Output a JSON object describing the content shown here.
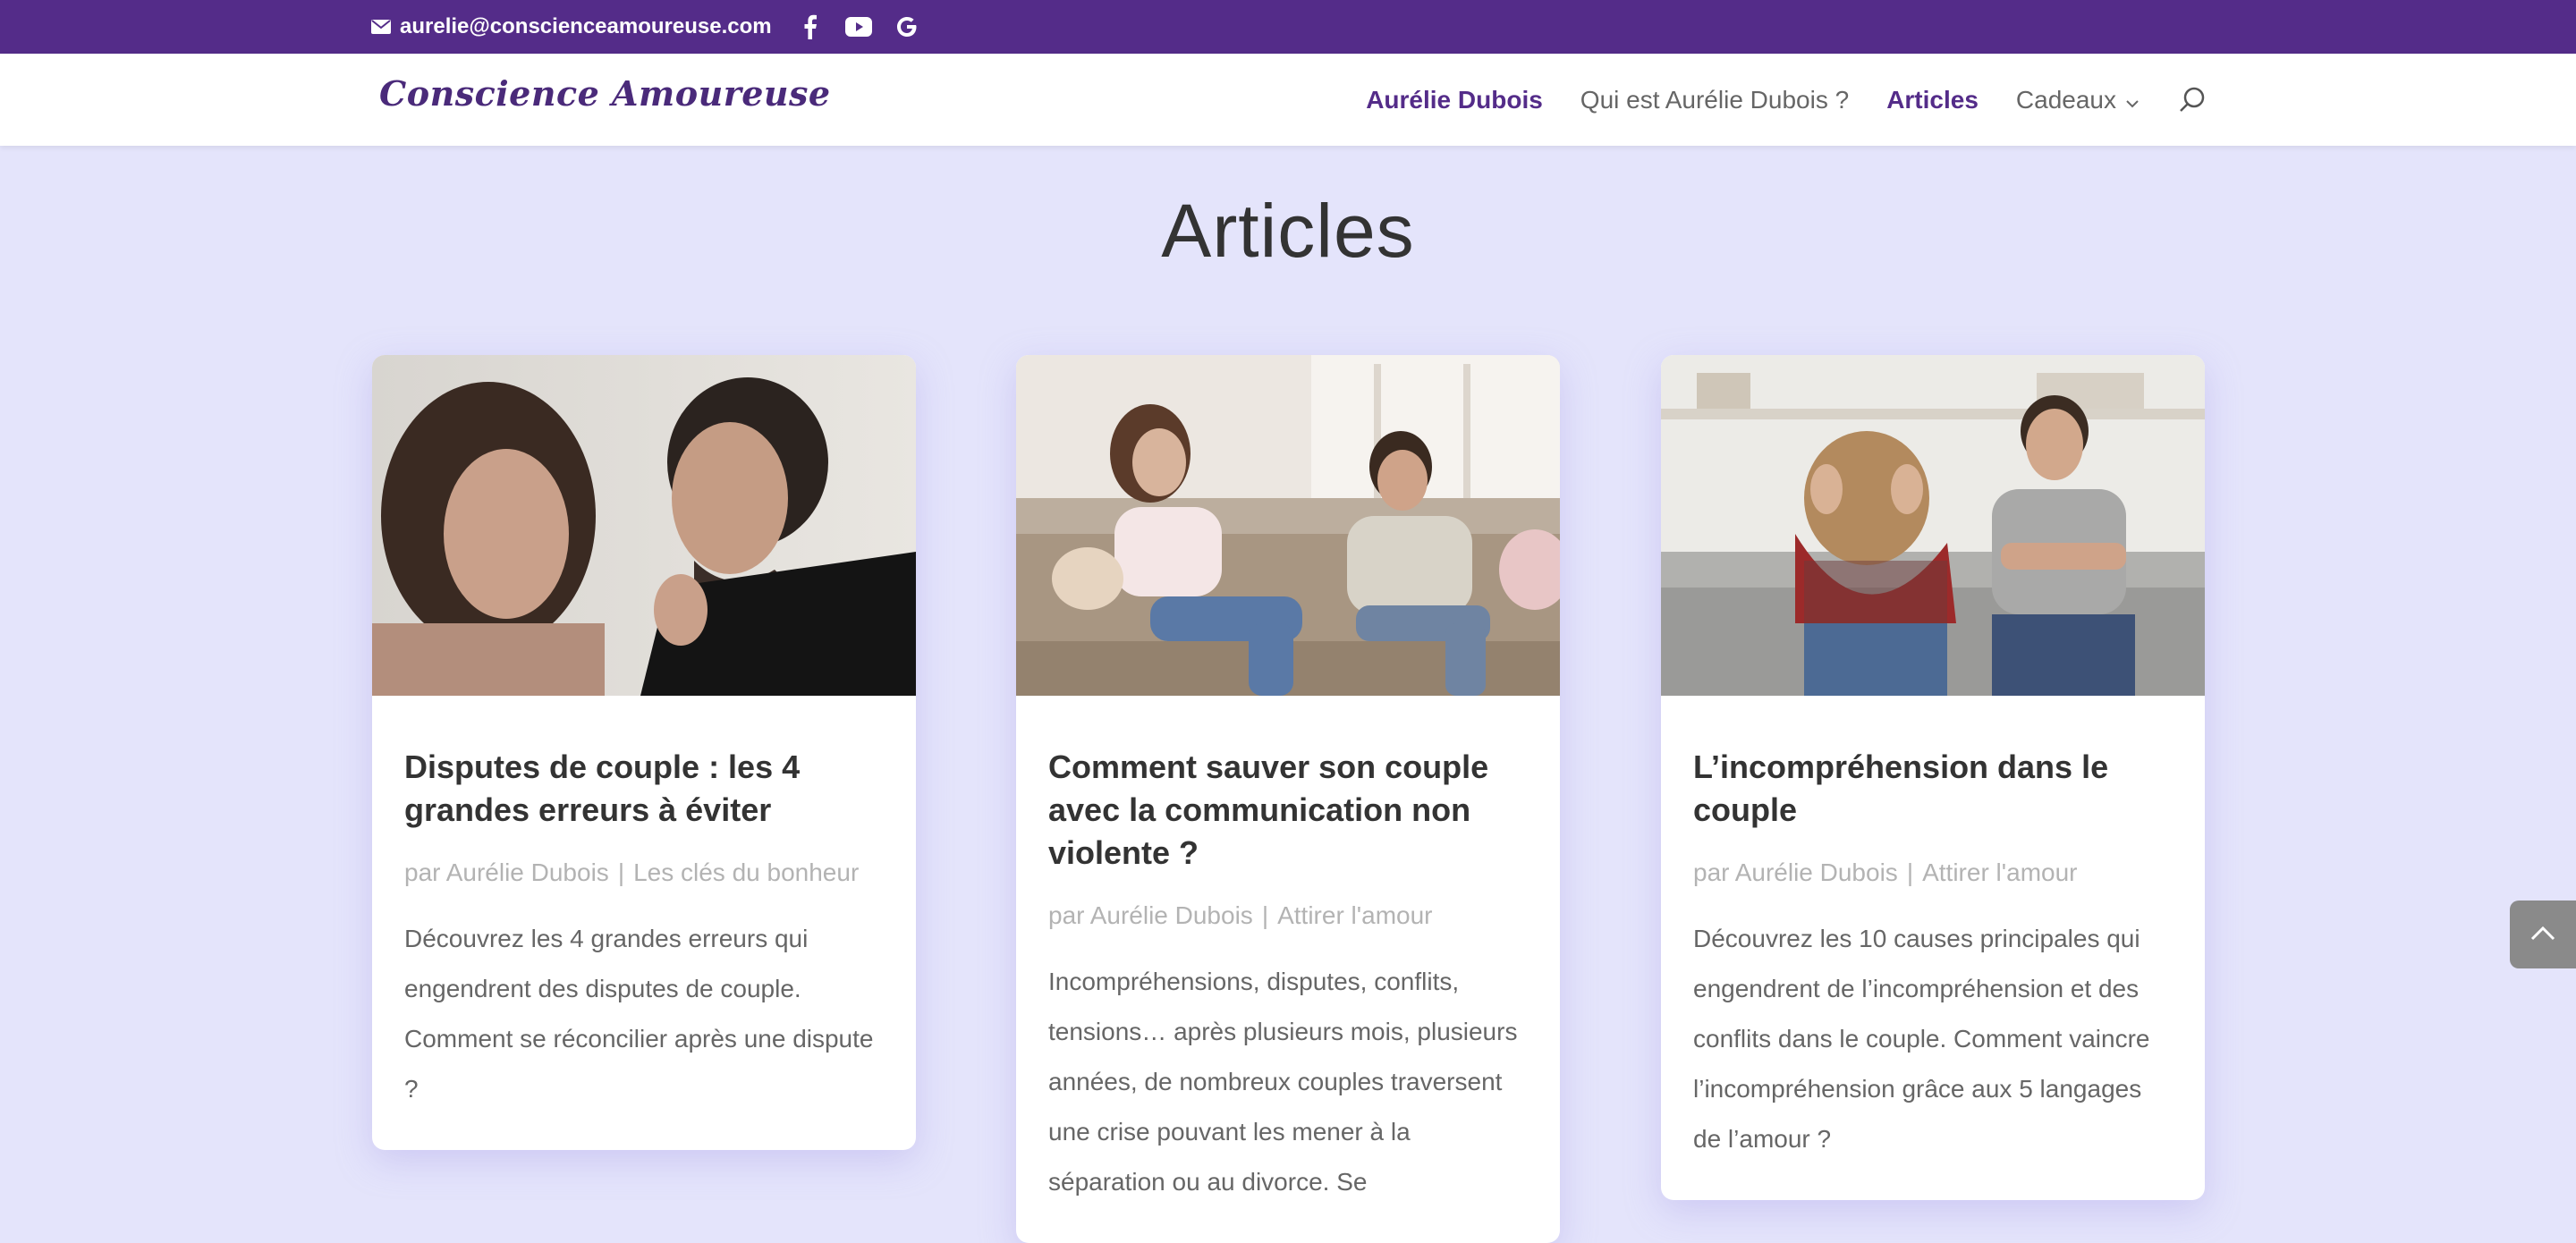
{
  "topbar": {
    "email": "aurelie@conscienceamoureuse.com",
    "social": [
      "facebook-icon",
      "youtube-icon",
      "google-icon"
    ]
  },
  "header": {
    "logo": "Conscience Amoureuse",
    "nav": [
      {
        "label": "Aurélie Dubois",
        "active": true
      },
      {
        "label": "Qui est Aurélie Dubois ?",
        "active": false
      },
      {
        "label": "Articles",
        "active": true
      },
      {
        "label": "Cadeaux",
        "active": false,
        "dropdown": true
      }
    ]
  },
  "page": {
    "title": "Articles"
  },
  "articles": [
    {
      "title": "Disputes de couple : les 4 grandes erreurs à éviter",
      "author": "par Aurélie Dubois",
      "category": "Les clés du bonheur",
      "excerpt": "Découvrez les 4 grandes erreurs qui engendrent des disputes de couple. Comment se réconcilier après une dispute ?"
    },
    {
      "title": "Comment sauver son couple avec la communication non violente ?",
      "author": "par Aurélie Dubois",
      "category": "Attirer l'amour",
      "excerpt": "Incompréhensions, disputes, conflits, tensions… après plusieurs mois, plusieurs années, de nombreux couples traversent une crise pouvant les mener à la séparation ou au divorce. Se"
    },
    {
      "title": "L’incompréhension dans le couple",
      "author": "par Aurélie Dubois",
      "category": "Attirer l'amour",
      "excerpt": "Découvrez les 10 causes principales qui engendrent de l’incompréhension et des conflits dans le couple. Comment vaincre l’incompréhension grâce aux 5 langages de l’amour ?"
    }
  ],
  "colors": {
    "topbar": "#542c89",
    "background": "#e4e4fb",
    "accent": "#542c89"
  }
}
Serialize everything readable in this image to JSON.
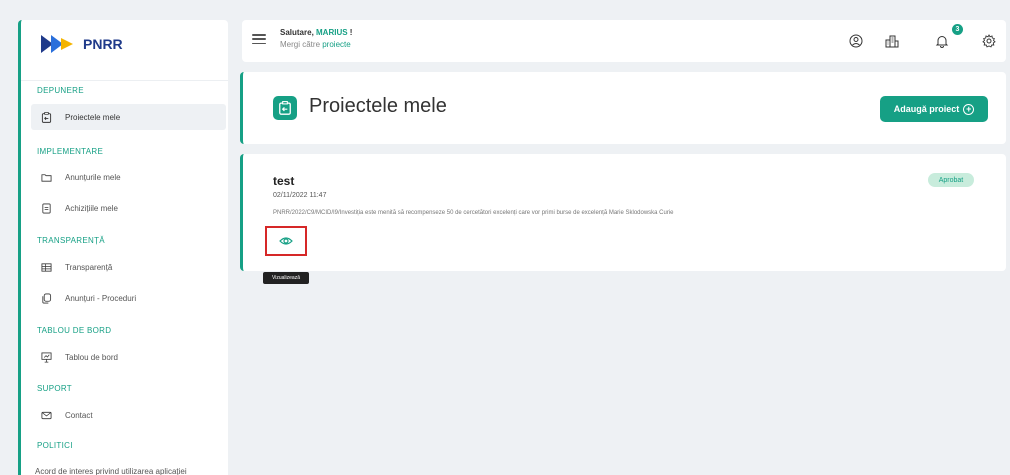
{
  "brand": {
    "name": "PNRR",
    "accent_color": "#16a085",
    "logo_arrow_colors": [
      "#1f3a8a",
      "#f4b400"
    ]
  },
  "sidebar": {
    "sections": [
      {
        "label": "DEPUNERE",
        "items": [
          {
            "label": "Proiectele mele",
            "icon": "clipboard-arrow-icon",
            "active": true
          }
        ]
      },
      {
        "label": "IMPLEMENTARE",
        "items": [
          {
            "label": "Anunțurile mele",
            "icon": "folder-icon"
          },
          {
            "label": "Achizițiile mele",
            "icon": "file-icon"
          }
        ]
      },
      {
        "label": "TRANSPARENȚĂ",
        "items": [
          {
            "label": "Transparență",
            "icon": "table-icon"
          },
          {
            "label": "Anunțuri - Proceduri",
            "icon": "copy-icon"
          }
        ]
      },
      {
        "label": "TABLOU DE BORD",
        "items": [
          {
            "label": "Tablou de bord",
            "icon": "presentation-icon"
          }
        ]
      },
      {
        "label": "SUPORT",
        "items": [
          {
            "label": "Contact",
            "icon": "mail-icon"
          }
        ]
      },
      {
        "label": "POLITICI",
        "items": []
      }
    ],
    "bottom_text": "Acord de interes privind utilizarea aplicației"
  },
  "topbar": {
    "greeting_prefix": "Salutare, ",
    "user_name": "MARIUS",
    "greeting_suffix": " !",
    "subtitle_prefix": "Mergi către ",
    "subtitle_link": "proiecte",
    "notification_count": "3",
    "icons": [
      "user-circle-icon",
      "building-icon",
      "bell-icon",
      "gear-icon"
    ]
  },
  "page": {
    "title": "Proiectele mele",
    "add_button": "Adaugă proiect"
  },
  "project": {
    "title": "test",
    "date": "02/11/2022 11:47",
    "description": "PNRR/2022/C9/MCID/I9/Investiția este menită să recompenseze 50 de cercetători excelenți care vor primi burse de excelență Marie Sklodowska Curie",
    "status": "Aprobat",
    "view_tooltip": "Vizualizează"
  }
}
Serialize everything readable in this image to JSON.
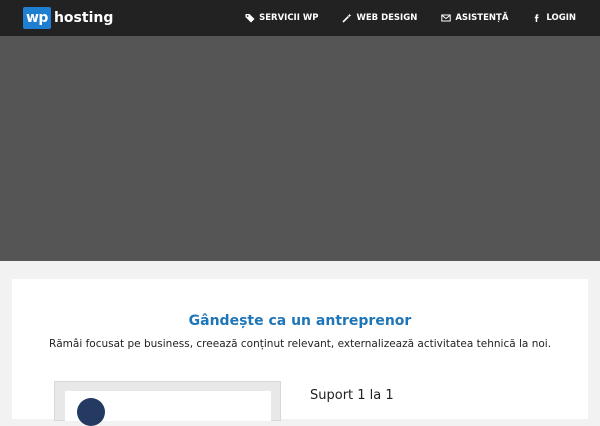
{
  "header": {
    "logo_badge": "wp",
    "logo_text": "hosting",
    "nav": [
      {
        "label": "SERVICII WP",
        "icon": "tags-icon"
      },
      {
        "label": "WEB DESIGN",
        "icon": "magic-wand-icon"
      },
      {
        "label": "ASISTENȚĂ",
        "icon": "envelope-icon"
      },
      {
        "label": "LOGIN",
        "icon": "facebook-icon"
      }
    ]
  },
  "colors": {
    "topbar": "#222222",
    "hero": "#555555",
    "accent": "#1e76b8",
    "logo_badge": "#1e7fd0"
  },
  "main": {
    "headline": "Gândește ca un antreprenor",
    "subline": "Rămâi focusat pe business, creează conținut relevant, externalizează activitatea tehnică la noi.",
    "feature_title": "Suport 1 la 1"
  }
}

┄┄┄┄┄┄

### SET EXERCISE
Find how many of the lines above have the word "mele" in them. State only that number.

### EXERCISE OUTPUT
4